→ CHALLENGE: Pictures in the data below are not part of the copy; transcribe everything else exactly.

+ + + + + + +

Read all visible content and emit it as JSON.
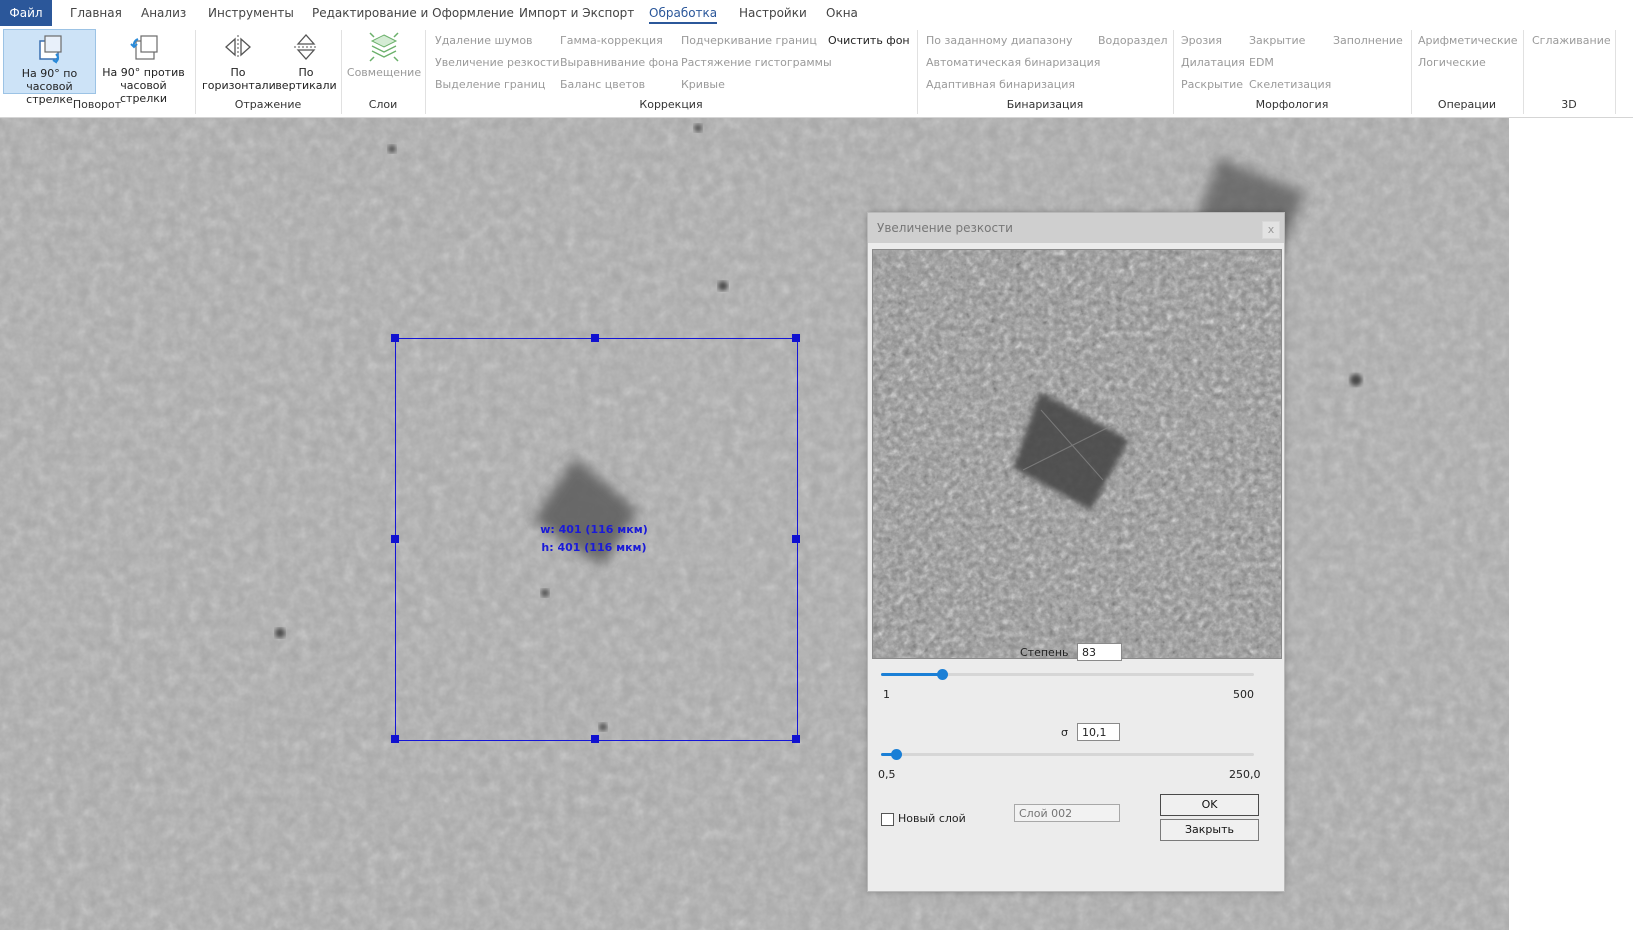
{
  "menu": {
    "file": "Файл",
    "tabs": [
      "Главная",
      "Анализ",
      "Инструменты",
      "Редактирование и Оформление",
      "Импорт и Экспорт",
      "Обработка",
      "Настройки",
      "Окна"
    ],
    "active": "Обработка"
  },
  "ribbon": {
    "rotation": {
      "label": "Поворот",
      "cw": "На 90° по часовой стрелке",
      "ccw": "На 90° против часовой стрелки"
    },
    "reflection": {
      "label": "Отражение",
      "horizontal": "По горизонтали",
      "vertical": "По вертикали"
    },
    "layers": {
      "label": "Слои",
      "combine": "Совмещение"
    },
    "correction": {
      "label": "Коррекция",
      "items": [
        "Удаление шумов",
        "Увеличение резкости",
        "Выделение границ",
        "Гамма-коррекция",
        "Выравнивание фона",
        "Баланс цветов",
        "Подчеркивание границ",
        "Растяжение гистограммы",
        "Кривые",
        "Очистить фон"
      ]
    },
    "binarization": {
      "label": "Бинаризация",
      "items": [
        "По заданному диапазону",
        "Автоматическая бинаризация",
        "Адаптивная бинаризация",
        "Водораздел"
      ]
    },
    "morphology": {
      "label": "Морфология",
      "items": [
        "Эрозия",
        "Дилатация",
        "Раскрытие",
        "Закрытие",
        "EDM",
        "Скелетизация",
        "Заполнение"
      ]
    },
    "operations": {
      "label": "Операции",
      "items": [
        "Арифметические",
        "Логические"
      ]
    },
    "threed": {
      "label": "3D",
      "items": [
        "Сглаживание"
      ]
    }
  },
  "selection": {
    "width_text": "w: 401 (116 мкм)",
    "height_text": "h: 401 (116 мкм)",
    "color": "#1515d8"
  },
  "dialog": {
    "title": "Увеличение резкости",
    "close": "x",
    "degree": {
      "label": "Степень",
      "value": "83",
      "min": "1",
      "max": "500",
      "position": 0.164
    },
    "sigma": {
      "label": "σ",
      "value": "10,1",
      "min": "0,5",
      "max": "250,0",
      "position": 0.039
    },
    "new_layer": {
      "label": "Новый слой",
      "checked": false,
      "name_placeholder": "Слой 002"
    },
    "ok": "OK",
    "close_button": "Закрыть"
  },
  "colors": {
    "accent": "#2b579a",
    "slider": "#1a7fd6"
  }
}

+ + + + + + +

→ FINAL RESULT:
Read all visible content and emit it as JSON.
{
  "menu": {
    "file": "Файл",
    "tabs": [
      "Главная",
      "Анализ",
      "Инструменты",
      "Редактирование и Оформление",
      "Импорт и Экспорт",
      "Обработка",
      "Настройки",
      "Окна"
    ],
    "active": "Обработка"
  },
  "ribbon": {
    "rotation": {
      "label": "Поворот",
      "cw": "На 90° по часовой стрелке",
      "ccw": "На 90° против часовой стрелки"
    },
    "reflection": {
      "label": "Отражение",
      "horizontal": "По горизонтали",
      "vertical": "По вертикали"
    },
    "layers": {
      "label": "Слои",
      "combine": "Совмещение"
    },
    "correction": {
      "label": "Коррекция",
      "items": [
        "Удаление шумов",
        "Увеличение резкости",
        "Выделение границ",
        "Гамма-коррекция",
        "Выравнивание фона",
        "Баланс цветов",
        "Подчеркивание границ",
        "Растяжение гистограммы",
        "Кривые",
        "Очистить фон"
      ]
    },
    "binarization": {
      "label": "Бинаризация",
      "items": [
        "По заданному диапазону",
        "Автоматическая бинаризация",
        "Адаптивная бинаризация",
        "Водораздел"
      ]
    },
    "morphology": {
      "label": "Морфология",
      "items": [
        "Эрозия",
        "Дилатация",
        "Раскрытие",
        "Закрытие",
        "EDM",
        "Скелетизация",
        "Заполнение"
      ]
    },
    "operations": {
      "label": "Операции",
      "items": [
        "Арифметические",
        "Логические"
      ]
    },
    "threed": {
      "label": "3D",
      "items": [
        "Сглаживание"
      ]
    }
  },
  "selection": {
    "width_text": "w: 401 (116 мкм)",
    "height_text": "h: 401 (116 мкм)",
    "color": "#1515d8"
  },
  "dialog": {
    "title": "Увеличение резкости",
    "close": "x",
    "degree": {
      "label": "Степень",
      "value": "83",
      "min": "1",
      "max": "500",
      "position": 0.164
    },
    "sigma": {
      "label": "σ",
      "value": "10,1",
      "min": "0,5",
      "max": "250,0",
      "position": 0.039
    },
    "new_layer": {
      "label": "Новый слой",
      "checked": false,
      "name_placeholder": "Слой 002"
    },
    "ok": "OK",
    "close_button": "Закрыть"
  },
  "colors": {
    "accent": "#2b579a",
    "slider": "#1a7fd6"
  }
}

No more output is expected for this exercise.